== Extracted entries
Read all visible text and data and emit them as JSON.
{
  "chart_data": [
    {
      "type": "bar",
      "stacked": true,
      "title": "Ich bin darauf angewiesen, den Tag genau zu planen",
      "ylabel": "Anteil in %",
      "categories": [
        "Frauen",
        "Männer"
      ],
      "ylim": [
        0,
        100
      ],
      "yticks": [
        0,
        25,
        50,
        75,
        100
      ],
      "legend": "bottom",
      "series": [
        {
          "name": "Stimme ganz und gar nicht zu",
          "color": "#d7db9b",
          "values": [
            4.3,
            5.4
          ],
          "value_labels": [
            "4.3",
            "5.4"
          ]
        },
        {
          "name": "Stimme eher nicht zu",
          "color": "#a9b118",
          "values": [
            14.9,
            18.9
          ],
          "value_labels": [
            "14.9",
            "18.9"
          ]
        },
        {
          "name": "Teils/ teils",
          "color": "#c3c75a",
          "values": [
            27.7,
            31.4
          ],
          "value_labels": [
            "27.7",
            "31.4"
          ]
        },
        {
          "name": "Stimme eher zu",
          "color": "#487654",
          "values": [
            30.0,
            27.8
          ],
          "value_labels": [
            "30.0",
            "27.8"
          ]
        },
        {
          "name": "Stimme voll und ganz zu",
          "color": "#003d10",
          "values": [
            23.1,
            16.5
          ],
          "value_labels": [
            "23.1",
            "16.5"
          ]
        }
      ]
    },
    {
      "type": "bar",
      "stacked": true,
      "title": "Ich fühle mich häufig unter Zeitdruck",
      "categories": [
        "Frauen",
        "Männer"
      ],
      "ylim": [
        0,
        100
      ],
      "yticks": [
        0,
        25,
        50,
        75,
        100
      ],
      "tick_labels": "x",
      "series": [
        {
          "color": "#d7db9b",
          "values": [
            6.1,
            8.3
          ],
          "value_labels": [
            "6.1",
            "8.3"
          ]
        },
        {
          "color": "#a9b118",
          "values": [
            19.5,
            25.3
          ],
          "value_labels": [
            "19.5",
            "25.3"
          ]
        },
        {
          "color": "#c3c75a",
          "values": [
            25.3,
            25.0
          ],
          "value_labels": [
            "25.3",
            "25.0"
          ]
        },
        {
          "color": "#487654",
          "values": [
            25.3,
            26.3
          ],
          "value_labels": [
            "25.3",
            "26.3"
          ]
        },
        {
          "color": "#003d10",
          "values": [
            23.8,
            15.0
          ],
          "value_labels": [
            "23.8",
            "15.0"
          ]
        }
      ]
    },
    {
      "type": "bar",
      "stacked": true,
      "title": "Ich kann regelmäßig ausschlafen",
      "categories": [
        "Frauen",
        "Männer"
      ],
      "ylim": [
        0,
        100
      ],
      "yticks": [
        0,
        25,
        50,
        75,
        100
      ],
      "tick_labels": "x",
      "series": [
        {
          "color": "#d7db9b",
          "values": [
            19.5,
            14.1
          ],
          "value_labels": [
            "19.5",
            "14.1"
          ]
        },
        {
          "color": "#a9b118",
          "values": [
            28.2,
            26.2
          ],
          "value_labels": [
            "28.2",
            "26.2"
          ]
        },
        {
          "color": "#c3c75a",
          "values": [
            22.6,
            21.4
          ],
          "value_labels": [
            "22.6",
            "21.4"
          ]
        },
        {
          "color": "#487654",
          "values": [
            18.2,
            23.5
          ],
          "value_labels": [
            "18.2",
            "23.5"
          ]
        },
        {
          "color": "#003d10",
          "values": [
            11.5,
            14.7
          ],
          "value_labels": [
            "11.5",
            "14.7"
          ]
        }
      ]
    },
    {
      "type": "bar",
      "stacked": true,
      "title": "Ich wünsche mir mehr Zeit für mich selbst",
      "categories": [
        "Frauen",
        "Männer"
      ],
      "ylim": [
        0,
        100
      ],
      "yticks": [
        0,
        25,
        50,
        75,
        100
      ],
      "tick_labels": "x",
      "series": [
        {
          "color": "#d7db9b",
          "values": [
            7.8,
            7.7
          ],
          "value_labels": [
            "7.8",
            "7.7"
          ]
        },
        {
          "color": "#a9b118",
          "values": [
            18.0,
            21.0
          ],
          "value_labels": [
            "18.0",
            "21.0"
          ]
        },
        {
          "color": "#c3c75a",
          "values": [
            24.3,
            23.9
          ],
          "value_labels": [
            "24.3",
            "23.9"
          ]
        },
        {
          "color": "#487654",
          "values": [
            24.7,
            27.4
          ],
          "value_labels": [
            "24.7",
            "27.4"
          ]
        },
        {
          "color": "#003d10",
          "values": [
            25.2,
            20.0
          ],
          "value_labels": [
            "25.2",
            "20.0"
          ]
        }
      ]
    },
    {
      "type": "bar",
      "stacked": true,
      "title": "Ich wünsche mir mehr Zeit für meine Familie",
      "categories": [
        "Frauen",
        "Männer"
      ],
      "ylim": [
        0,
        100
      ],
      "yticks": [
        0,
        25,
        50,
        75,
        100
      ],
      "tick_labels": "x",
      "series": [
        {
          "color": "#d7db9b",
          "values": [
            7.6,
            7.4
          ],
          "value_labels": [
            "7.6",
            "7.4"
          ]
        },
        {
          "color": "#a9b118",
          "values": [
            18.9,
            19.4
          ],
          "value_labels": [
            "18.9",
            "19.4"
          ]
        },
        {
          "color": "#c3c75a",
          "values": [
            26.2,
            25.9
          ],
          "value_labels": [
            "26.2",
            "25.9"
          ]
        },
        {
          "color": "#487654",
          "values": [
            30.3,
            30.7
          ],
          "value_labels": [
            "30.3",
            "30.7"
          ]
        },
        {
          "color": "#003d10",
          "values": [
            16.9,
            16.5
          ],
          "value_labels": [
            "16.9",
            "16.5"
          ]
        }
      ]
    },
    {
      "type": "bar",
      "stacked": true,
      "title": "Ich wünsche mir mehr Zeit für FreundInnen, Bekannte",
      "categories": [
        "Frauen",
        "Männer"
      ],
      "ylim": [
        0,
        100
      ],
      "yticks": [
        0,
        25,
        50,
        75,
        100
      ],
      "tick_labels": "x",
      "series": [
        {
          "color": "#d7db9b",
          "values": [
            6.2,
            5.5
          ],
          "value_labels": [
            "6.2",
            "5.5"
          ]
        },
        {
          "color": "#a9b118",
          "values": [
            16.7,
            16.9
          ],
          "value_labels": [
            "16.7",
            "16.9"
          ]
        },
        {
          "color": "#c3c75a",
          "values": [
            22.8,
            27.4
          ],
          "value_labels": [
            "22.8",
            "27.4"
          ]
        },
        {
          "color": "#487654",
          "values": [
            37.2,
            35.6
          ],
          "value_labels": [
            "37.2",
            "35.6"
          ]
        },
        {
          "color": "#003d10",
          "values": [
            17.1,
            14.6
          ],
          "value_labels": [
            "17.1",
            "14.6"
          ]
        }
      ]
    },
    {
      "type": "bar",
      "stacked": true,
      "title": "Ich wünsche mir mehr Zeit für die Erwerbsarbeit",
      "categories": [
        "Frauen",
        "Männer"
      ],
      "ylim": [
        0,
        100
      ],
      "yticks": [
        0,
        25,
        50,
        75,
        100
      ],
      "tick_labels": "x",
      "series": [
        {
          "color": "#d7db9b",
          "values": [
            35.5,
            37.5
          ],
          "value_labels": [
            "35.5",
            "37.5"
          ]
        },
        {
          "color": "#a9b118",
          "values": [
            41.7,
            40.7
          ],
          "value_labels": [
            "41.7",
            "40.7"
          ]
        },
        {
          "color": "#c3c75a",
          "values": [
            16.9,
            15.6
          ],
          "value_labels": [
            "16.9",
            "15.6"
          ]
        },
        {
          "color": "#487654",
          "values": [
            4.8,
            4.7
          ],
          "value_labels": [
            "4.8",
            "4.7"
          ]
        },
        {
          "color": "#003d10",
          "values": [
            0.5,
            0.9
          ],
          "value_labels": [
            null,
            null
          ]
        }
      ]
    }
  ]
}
====
The request: Return a copy of every line that includes the word "mehr".

Answer for this exercise:
      "title": "Ich wünsche mir mehr Zeit für mich selbst",
      "title": "Ich wünsche mir mehr Zeit für meine Familie",
      "title": "Ich wünsche mir mehr Zeit für FreundInnen, Bekannte",
      "title": "Ich wünsche mir mehr Zeit für die Erwerbsarbeit",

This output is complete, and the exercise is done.